Pick out every line holding the string "this" and copy it.

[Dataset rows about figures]
Start

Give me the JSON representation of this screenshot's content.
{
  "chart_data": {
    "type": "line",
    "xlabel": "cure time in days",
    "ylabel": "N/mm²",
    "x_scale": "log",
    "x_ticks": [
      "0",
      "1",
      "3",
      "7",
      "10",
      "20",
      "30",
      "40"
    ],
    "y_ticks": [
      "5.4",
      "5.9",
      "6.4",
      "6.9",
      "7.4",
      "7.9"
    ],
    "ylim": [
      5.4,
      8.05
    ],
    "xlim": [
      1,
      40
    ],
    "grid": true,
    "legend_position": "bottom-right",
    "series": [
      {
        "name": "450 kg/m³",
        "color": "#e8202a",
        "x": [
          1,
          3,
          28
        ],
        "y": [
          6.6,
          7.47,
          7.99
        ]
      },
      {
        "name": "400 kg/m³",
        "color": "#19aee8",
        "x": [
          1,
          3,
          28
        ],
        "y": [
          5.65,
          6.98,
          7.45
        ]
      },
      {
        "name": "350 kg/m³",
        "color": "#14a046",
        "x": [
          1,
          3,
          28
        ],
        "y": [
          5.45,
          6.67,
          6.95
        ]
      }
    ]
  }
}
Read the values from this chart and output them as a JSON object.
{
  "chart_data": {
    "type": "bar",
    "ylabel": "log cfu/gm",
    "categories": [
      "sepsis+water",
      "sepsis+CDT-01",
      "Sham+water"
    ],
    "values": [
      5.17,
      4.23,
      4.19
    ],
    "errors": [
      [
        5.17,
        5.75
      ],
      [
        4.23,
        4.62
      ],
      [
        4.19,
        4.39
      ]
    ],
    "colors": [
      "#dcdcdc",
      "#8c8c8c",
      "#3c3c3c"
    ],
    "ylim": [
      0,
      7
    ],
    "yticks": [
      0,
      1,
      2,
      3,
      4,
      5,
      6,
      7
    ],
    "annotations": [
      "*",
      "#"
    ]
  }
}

End

The solution ▸
Give me the JSON representation of this screenshot's content.
Read the values from this chart and output them as a JSON object.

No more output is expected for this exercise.